__Records for the task__
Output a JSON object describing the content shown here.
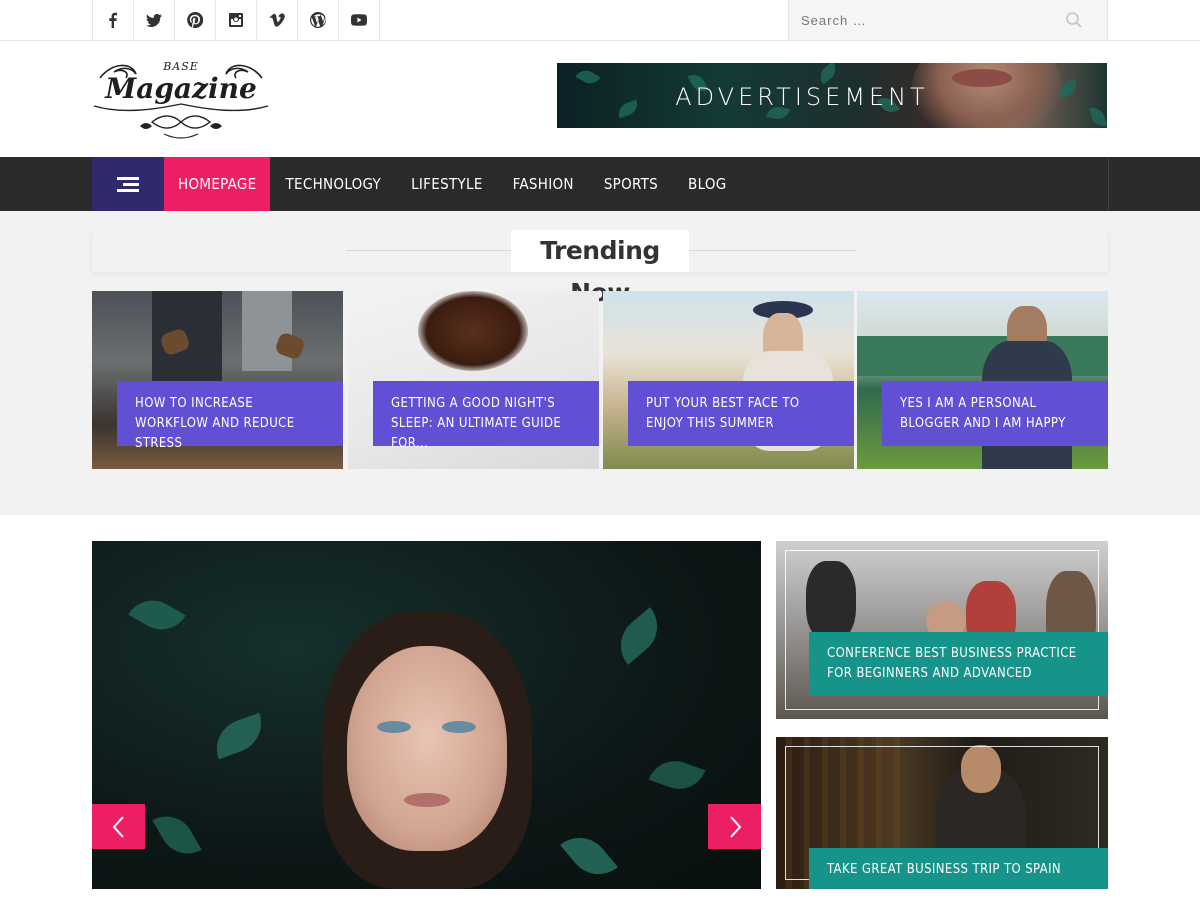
{
  "topbar": {
    "social_icons": [
      "facebook-icon",
      "twitter-icon",
      "pinterest-icon",
      "instagram-icon",
      "vimeo-icon",
      "wordpress-icon",
      "youtube-icon"
    ],
    "search_placeholder": "Search …"
  },
  "header": {
    "logo_small": "BASE",
    "logo_main": "Magazine",
    "ad_text": "ADVERTISEMENT"
  },
  "nav": {
    "items": [
      "HOMEPAGE",
      "TECHNOLOGY",
      "LIFESTYLE",
      "FASHION",
      "SPORTS",
      "BLOG"
    ],
    "active": "HOMEPAGE"
  },
  "trending": {
    "heading": "Trending Now",
    "cards": [
      {
        "title": "HOW TO INCREASE WORKFLOW AND REDUCE STRESS"
      },
      {
        "title": "GETTING A GOOD NIGHT'S SLEEP: AN ULTIMATE GUIDE FOR..."
      },
      {
        "title": "PUT YOUR BEST FACE TO ENJOY THIS SUMMER"
      },
      {
        "title": "YES I AM A PERSONAL BLOGGER AND I AM HAPPY"
      }
    ]
  },
  "featured": {
    "side_posts": [
      {
        "title": "CONFERENCE BEST BUSINESS PRACTICE FOR BEGINNERS AND ADVANCED"
      },
      {
        "title": "TAKE GREAT BUSINESS TRIP TO SPAIN"
      }
    ]
  },
  "colors": {
    "accent_pink": "#ec1f64",
    "menu_purple": "#2e2a6b",
    "caption_purple": "#6150d4",
    "caption_teal": "#179489",
    "nav_dark": "#2a2a2a"
  }
}
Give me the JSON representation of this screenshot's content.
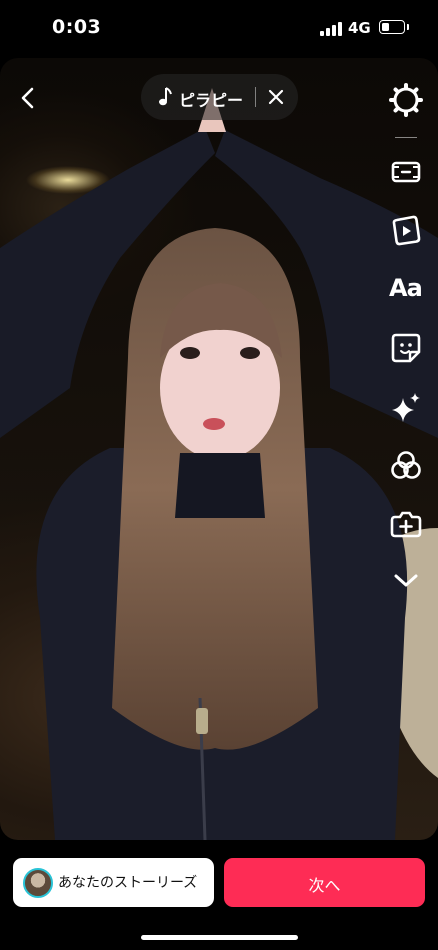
{
  "status_bar": {
    "time": "0:03",
    "network": "4G",
    "battery_level": 0.35
  },
  "music": {
    "title": "ピラピー"
  },
  "toolbar": {
    "icons": [
      "settings-gear-icon",
      "flip-frame-icon",
      "video-template-icon",
      "text-icon",
      "sticker-icon",
      "effects-sparkle-icon",
      "filters-icon",
      "add-clip-icon",
      "more-chevron-down-icon"
    ],
    "text_label": "Aa"
  },
  "footer": {
    "story_label": "あなたのストーリーズ",
    "next_label": "次へ"
  },
  "colors": {
    "next": "#fe2c55",
    "story_ring": "#29c3d6"
  }
}
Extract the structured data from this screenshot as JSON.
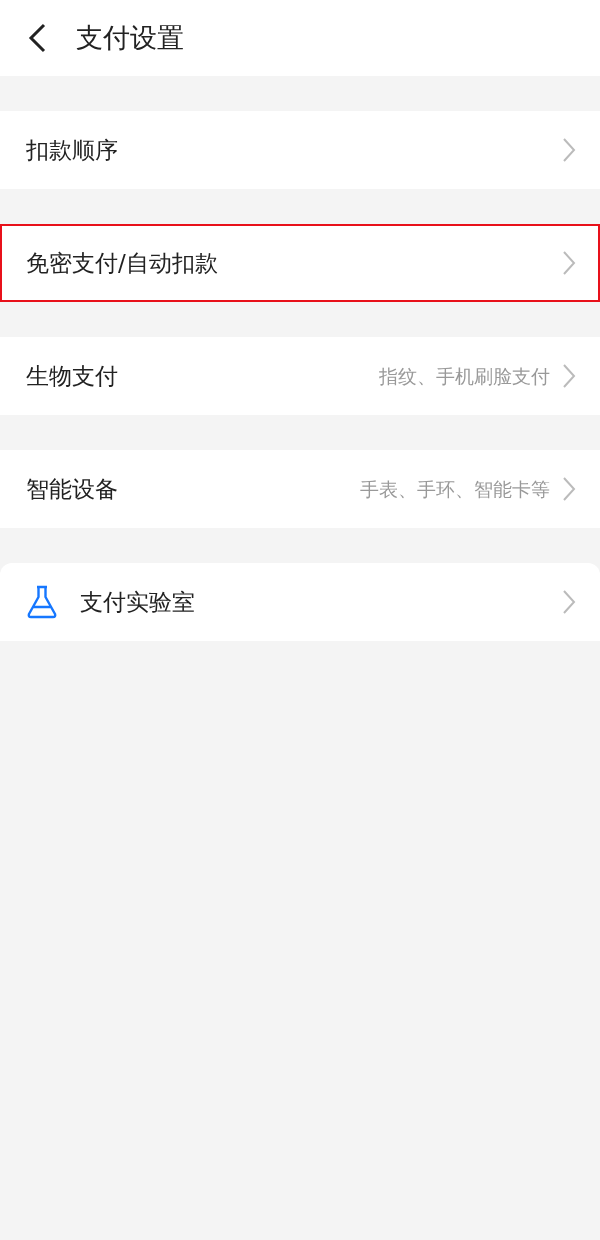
{
  "header": {
    "title": "支付设置"
  },
  "items": [
    {
      "kind": "plain",
      "label": "扣款顺序",
      "highlighted": false
    },
    {
      "kind": "plain",
      "label": "免密支付/自动扣款",
      "highlighted": true
    },
    {
      "kind": "plain",
      "label": "生物支付",
      "detail": "指纹、手机刷脸支付",
      "highlighted": false
    },
    {
      "kind": "plain",
      "label": "智能设备",
      "detail": "手表、手环、智能卡等",
      "highlighted": false
    },
    {
      "kind": "lab",
      "label": "支付实验室",
      "highlighted": false
    }
  ]
}
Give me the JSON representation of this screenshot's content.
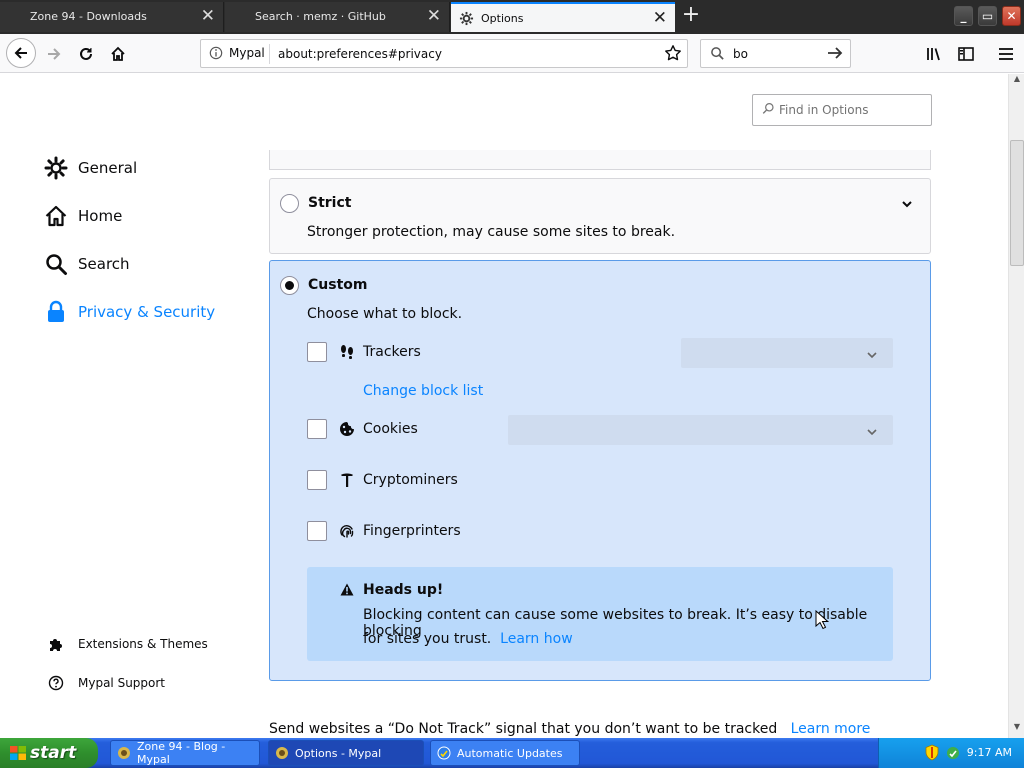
{
  "tabs": [
    {
      "title": "Zone 94 - Downloads",
      "close": "✕"
    },
    {
      "title": "Search · memz · GitHub",
      "close": "✕"
    },
    {
      "title": "Options",
      "close": "✕"
    }
  ],
  "window_controls": {
    "minimize": "_",
    "restore": "▭",
    "close": "✕"
  },
  "urlbar": {
    "identity": "Mypal",
    "url": "about:preferences#privacy"
  },
  "searchbar": {
    "value": "bo"
  },
  "find_in_options": {
    "placeholder": "Find in Options"
  },
  "categories": [
    {
      "label": "General"
    },
    {
      "label": "Home"
    },
    {
      "label": "Search"
    },
    {
      "label": "Privacy & Security"
    }
  ],
  "bottom_links": {
    "extensions": "Extensions & Themes",
    "support": "Mypal Support"
  },
  "strict": {
    "title": "Strict",
    "description": "Stronger protection, may cause some sites to break."
  },
  "custom": {
    "title": "Custom",
    "description": "Choose what to block.",
    "options": [
      {
        "label": "Trackers"
      },
      {
        "label": "Cookies"
      },
      {
        "label": "Cryptominers"
      },
      {
        "label": "Fingerprinters"
      }
    ],
    "change_block_list": "Change block list"
  },
  "headsup": {
    "title": "Heads up!",
    "line1": "Blocking content can cause some websites to break. It’s easy to disable blocking",
    "line2": "for sites you trust.",
    "learn_how": "Learn how"
  },
  "dnt": {
    "text": "Send websites a “Do Not Track” signal that you don’t want to be tracked",
    "learn_more": "Learn more"
  },
  "taskbar": {
    "start": "start",
    "tasks": [
      {
        "label": "Zone 94 - Blog - Mypal"
      },
      {
        "label": "Options - Mypal"
      },
      {
        "label": "Automatic Updates"
      }
    ],
    "clock": "9:17 AM"
  },
  "colors": {
    "accent": "#0a84ff",
    "custom_bg": "#d7e6fb",
    "headsup_bg": "#b9d9fb",
    "taskbar": "#245edb"
  }
}
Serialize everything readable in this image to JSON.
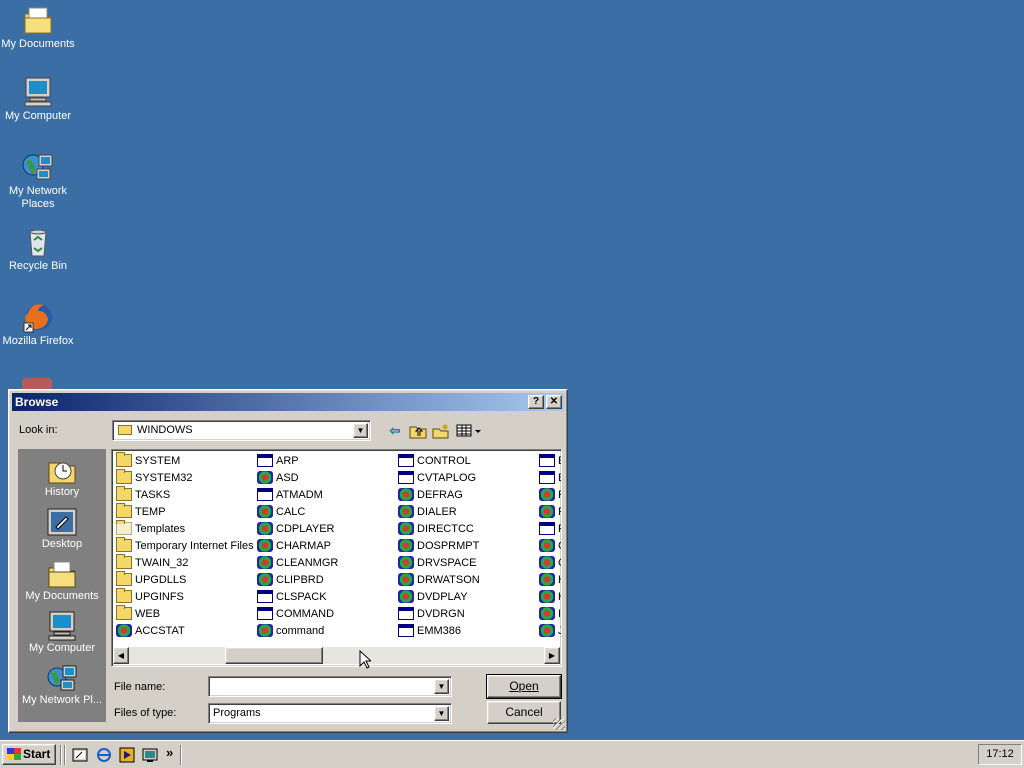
{
  "desktop": {
    "icons": [
      {
        "label": "My Documents",
        "icon": "folder-documents-icon"
      },
      {
        "label": "My Computer",
        "icon": "computer-icon"
      },
      {
        "label": "My Network Places",
        "icon": "network-icon"
      },
      {
        "label": "Recycle Bin",
        "icon": "recycle-bin-icon"
      },
      {
        "label": "Mozilla Firefox",
        "icon": "firefox-icon"
      }
    ]
  },
  "dialog": {
    "title": "Browse",
    "help_button": "?",
    "close_button": "✕",
    "look_in_label": "Look in:",
    "look_in_value": "WINDOWS",
    "places": [
      {
        "label": "History",
        "icon": "history-icon"
      },
      {
        "label": "Desktop",
        "icon": "desktop-icon"
      },
      {
        "label": "My Documents",
        "icon": "folder-documents-icon"
      },
      {
        "label": "My Computer",
        "icon": "computer-icon"
      },
      {
        "label": "My Network Pl...",
        "icon": "network-icon"
      }
    ],
    "files": {
      "col1": [
        {
          "name": "SYSTEM",
          "type": "folder"
        },
        {
          "name": "SYSTEM32",
          "type": "folder"
        },
        {
          "name": "TASKS",
          "type": "folder"
        },
        {
          "name": "TEMP",
          "type": "folder"
        },
        {
          "name": "Templates",
          "type": "folder-light"
        },
        {
          "name": "Temporary Internet Files",
          "type": "folder"
        },
        {
          "name": "TWAIN_32",
          "type": "folder"
        },
        {
          "name": "UPGDLLS",
          "type": "folder"
        },
        {
          "name": "UPGINFS",
          "type": "folder"
        },
        {
          "name": "WEB",
          "type": "folder"
        },
        {
          "name": "ACCSTAT",
          "type": "app"
        }
      ],
      "col2": [
        {
          "name": "ARP",
          "type": "exe"
        },
        {
          "name": "ASD",
          "type": "app"
        },
        {
          "name": "ATMADM",
          "type": "exe"
        },
        {
          "name": "CALC",
          "type": "app"
        },
        {
          "name": "CDPLAYER",
          "type": "app"
        },
        {
          "name": "CHARMAP",
          "type": "app"
        },
        {
          "name": "CLEANMGR",
          "type": "app"
        },
        {
          "name": "CLIPBRD",
          "type": "app"
        },
        {
          "name": "CLSPACK",
          "type": "exe"
        },
        {
          "name": "COMMAND",
          "type": "exe"
        },
        {
          "name": "command",
          "type": "app"
        }
      ],
      "col3": [
        {
          "name": "CONTROL",
          "type": "exe"
        },
        {
          "name": "CVTAPLOG",
          "type": "exe"
        },
        {
          "name": "DEFRAG",
          "type": "app"
        },
        {
          "name": "DIALER",
          "type": "app"
        },
        {
          "name": "DIRECTCC",
          "type": "app"
        },
        {
          "name": "DOSPRMPT",
          "type": "app"
        },
        {
          "name": "DRVSPACE",
          "type": "app"
        },
        {
          "name": "DRWATSON",
          "type": "app"
        },
        {
          "name": "DVDPLAY",
          "type": "app"
        },
        {
          "name": "DVDRGN",
          "type": "exe"
        },
        {
          "name": "EMM386",
          "type": "exe"
        }
      ],
      "col4": [
        {
          "name": "E",
          "type": "exe"
        },
        {
          "name": "E",
          "type": "exe"
        },
        {
          "name": "F",
          "type": "app"
        },
        {
          "name": "F",
          "type": "app"
        },
        {
          "name": "F",
          "type": "exe"
        },
        {
          "name": "G",
          "type": "app"
        },
        {
          "name": "G",
          "type": "app"
        },
        {
          "name": "H",
          "type": "app"
        },
        {
          "name": "H",
          "type": "app"
        },
        {
          "name": "II",
          "type": "app"
        },
        {
          "name": "J",
          "type": "app"
        }
      ]
    },
    "file_name_label": "File name:",
    "file_name_value": "",
    "files_of_type_label": "Files of type:",
    "files_of_type_value": "Programs",
    "open_button": "Open",
    "cancel_button": "Cancel"
  },
  "taskbar": {
    "start_label": "Start",
    "quick_launch": [
      "show-desktop-icon",
      "internet-explorer-icon",
      "media-player-icon",
      "desktop-icon"
    ],
    "overflow": "»",
    "clock": "17:12"
  },
  "colors": {
    "desktop": "#3a6ea5",
    "titlebar_start": "#0a246a",
    "titlebar_end": "#a6caf0",
    "face": "#d4d0c8"
  }
}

__Given instruction__
Search the listing for the word "Learn" and return each line that holds it.

__Response__
    "learn_how": "Learn how"
    "learn_more": "Learn more"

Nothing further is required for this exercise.